━━ DATA SUPPLIED ━━

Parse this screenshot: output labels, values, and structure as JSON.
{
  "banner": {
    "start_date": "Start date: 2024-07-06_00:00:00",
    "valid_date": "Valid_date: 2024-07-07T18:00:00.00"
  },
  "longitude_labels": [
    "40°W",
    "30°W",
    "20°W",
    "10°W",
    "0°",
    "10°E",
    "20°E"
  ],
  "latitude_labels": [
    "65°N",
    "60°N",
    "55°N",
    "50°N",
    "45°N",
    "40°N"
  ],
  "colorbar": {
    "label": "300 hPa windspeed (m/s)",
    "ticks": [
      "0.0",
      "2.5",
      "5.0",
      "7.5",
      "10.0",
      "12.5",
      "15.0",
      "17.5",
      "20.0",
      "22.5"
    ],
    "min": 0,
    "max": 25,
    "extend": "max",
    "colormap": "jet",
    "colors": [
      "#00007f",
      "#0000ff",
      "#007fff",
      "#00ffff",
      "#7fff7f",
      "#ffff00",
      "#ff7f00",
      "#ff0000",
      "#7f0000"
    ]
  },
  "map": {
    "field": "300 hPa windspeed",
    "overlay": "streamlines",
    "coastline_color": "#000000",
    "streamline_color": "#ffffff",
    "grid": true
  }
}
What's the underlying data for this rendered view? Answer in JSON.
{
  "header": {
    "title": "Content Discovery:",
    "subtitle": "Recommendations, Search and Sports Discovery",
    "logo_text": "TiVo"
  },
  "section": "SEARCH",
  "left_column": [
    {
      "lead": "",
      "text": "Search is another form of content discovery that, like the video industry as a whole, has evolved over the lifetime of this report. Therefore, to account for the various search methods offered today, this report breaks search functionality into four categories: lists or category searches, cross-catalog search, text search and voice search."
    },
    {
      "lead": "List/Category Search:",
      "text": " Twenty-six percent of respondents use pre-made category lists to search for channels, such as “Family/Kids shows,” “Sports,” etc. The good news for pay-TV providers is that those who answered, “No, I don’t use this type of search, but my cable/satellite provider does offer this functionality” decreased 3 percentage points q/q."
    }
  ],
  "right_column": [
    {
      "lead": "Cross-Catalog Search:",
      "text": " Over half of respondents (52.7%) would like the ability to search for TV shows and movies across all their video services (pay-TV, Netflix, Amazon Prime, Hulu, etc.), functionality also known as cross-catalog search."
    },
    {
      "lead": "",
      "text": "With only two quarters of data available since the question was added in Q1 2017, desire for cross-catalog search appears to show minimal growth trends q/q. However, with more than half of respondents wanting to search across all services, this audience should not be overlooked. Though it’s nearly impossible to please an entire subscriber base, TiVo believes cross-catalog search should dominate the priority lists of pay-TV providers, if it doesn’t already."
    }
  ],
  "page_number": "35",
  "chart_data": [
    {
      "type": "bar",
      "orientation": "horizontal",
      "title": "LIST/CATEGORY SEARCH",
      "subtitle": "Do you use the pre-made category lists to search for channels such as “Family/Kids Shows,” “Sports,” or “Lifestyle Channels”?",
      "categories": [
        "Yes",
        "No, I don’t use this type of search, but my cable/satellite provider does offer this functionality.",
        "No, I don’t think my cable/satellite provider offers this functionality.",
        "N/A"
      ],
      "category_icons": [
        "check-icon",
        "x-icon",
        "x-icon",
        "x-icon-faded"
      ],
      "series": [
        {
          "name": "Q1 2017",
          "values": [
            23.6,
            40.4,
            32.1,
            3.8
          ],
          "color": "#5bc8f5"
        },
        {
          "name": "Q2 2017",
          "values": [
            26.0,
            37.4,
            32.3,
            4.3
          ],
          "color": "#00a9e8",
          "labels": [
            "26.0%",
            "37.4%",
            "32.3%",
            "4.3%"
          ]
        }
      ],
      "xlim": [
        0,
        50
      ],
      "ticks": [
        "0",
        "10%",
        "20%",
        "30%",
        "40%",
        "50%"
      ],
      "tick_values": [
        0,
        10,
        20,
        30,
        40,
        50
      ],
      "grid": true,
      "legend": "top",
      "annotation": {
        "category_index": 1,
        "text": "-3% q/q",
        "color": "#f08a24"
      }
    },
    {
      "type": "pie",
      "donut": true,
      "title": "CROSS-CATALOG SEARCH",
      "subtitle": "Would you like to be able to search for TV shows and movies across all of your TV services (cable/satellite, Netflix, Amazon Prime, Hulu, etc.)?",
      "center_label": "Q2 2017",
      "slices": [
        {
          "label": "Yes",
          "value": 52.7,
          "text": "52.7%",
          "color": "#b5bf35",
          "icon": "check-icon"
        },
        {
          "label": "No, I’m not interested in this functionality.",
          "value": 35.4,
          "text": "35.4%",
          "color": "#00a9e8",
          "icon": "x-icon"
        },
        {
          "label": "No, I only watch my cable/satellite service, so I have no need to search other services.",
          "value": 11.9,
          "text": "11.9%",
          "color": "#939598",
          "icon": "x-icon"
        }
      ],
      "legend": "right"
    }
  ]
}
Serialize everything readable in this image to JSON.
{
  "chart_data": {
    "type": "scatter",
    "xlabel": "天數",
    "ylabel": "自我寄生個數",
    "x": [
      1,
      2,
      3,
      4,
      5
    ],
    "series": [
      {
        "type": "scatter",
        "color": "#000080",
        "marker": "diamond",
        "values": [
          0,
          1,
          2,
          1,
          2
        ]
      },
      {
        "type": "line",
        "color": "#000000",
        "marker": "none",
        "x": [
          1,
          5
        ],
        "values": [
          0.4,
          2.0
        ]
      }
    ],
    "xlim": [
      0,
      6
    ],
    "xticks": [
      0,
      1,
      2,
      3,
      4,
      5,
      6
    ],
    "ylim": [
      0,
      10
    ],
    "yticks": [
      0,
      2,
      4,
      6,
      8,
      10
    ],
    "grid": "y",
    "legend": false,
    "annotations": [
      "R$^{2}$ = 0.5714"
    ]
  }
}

━━━

## DIRECTIVE
From the entries above, extract each line containing "Amazon".

## OUTPUT OF THE TASK
      "text": " Over half of respondents (52.7%) would like the ability to search for TV shows and movies across all their video services (pay-TV, Netflix, Amazon Prime, Hulu, etc.), functionality also known as cross-catalog search."
      "subtitle": "Would you like to be able to search for TV shows and movies across all of your TV services (cable/satellite, Netflix, Amazon Prime, Hulu, etc.)?",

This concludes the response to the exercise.